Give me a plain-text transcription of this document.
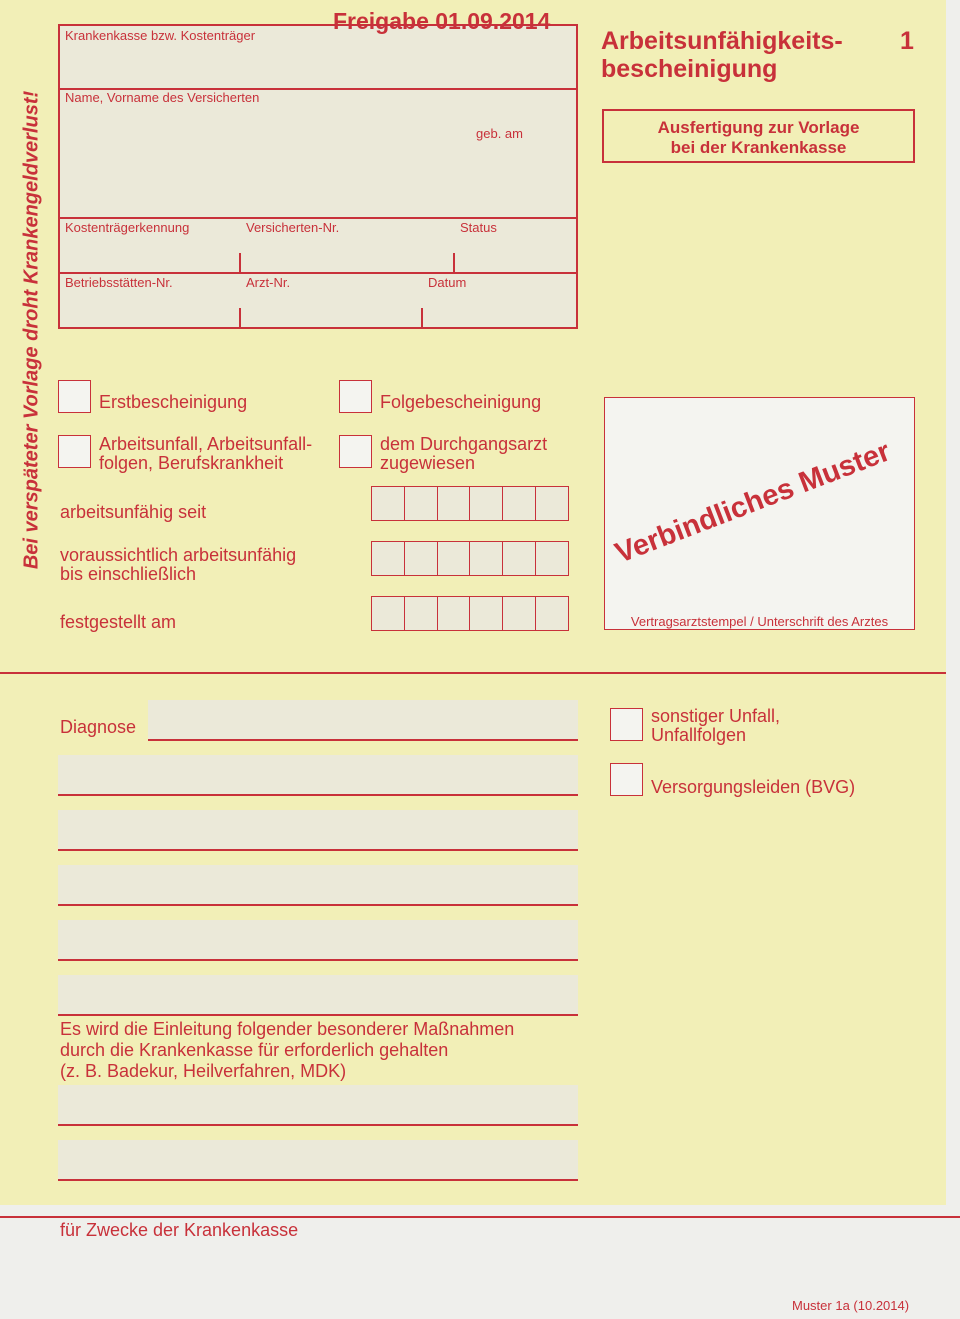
Bei verspäteter Vorlage droht Krankengeldverlust!
Krankenkasse bzw. Kostenträger
Name, Vorname des Versicherten
geb. am
Kostenträgerkennung	Versicherten-Nr.	Status
Betriebsstätten-Nr.	Arzt-Nr.	Datum
Freigabe 01.09.2014
Arbeitsunfähigkeits-
bescheinigung
1
Ausfertigung zur Vorlage
bei der Krankenkasse
Erstbescheinigung	Folgebescheinigung
Arbeitsunfall, Arbeitsunfall-
folgen, Berufskrankheit
dem Durchgangsarzt
zugewiesen
arbeitsunfähig seit
voraussichtlich arbeitsunfähig
bis einschließlich
festgestellt am
Verbindliches Muster
Vertragsarztstempel / Unterschrift des Arztes
Diagnose
Es wird die Einleitung folgender besonderer Maßnahmen
durch die Krankenkasse für erforderlich gehalten
(z. B. Badekur, Heilverfahren, MDK)
sonstiger Unfall,
Unfallfolgen
Versorgungsleiden (BVG)
für Zwecke der Krankenkasse
Muster 1a (10.2014)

SET PROBLEM
Make an exact copy of the records above, with the pictures left out.

ANSWER FOR THE TASK
Give me a plain-text transcription of this document.
Bei verspäteter Vorlage droht Krankengeldverlust!
Krankenkasse bzw. Kostenträger
Name, Vorname des Versicherten
geb. am
Kostenträgerkennung	Versicherten-Nr.	Status
Betriebsstätten-Nr.	Arzt-Nr.	Datum
Freigabe 01.09.2014
Arbeitsunfähigkeits-
bescheinigung
1
Ausfertigung zur Vorlage
bei der Krankenkasse
Erstbescheinigung	Folgebescheinigung
Arbeitsunfall, Arbeitsunfall-
folgen, Berufskrankheit
dem Durchgangsarzt
zugewiesen
arbeitsunfähig seit
voraussichtlich arbeitsunfähig
bis einschließlich
festgestellt am
Verbindliches Muster
Vertragsarztstempel / Unterschrift des Arztes
Diagnose
Es wird die Einleitung folgender besonderer Maßnahmen
durch die Krankenkasse für erforderlich gehalten
(z. B. Badekur, Heilverfahren, MDK)
sonstiger Unfall,
Unfallfolgen
Versorgungsleiden (BVG)
für Zwecke der Krankenkasse
Muster 1a (10.2014)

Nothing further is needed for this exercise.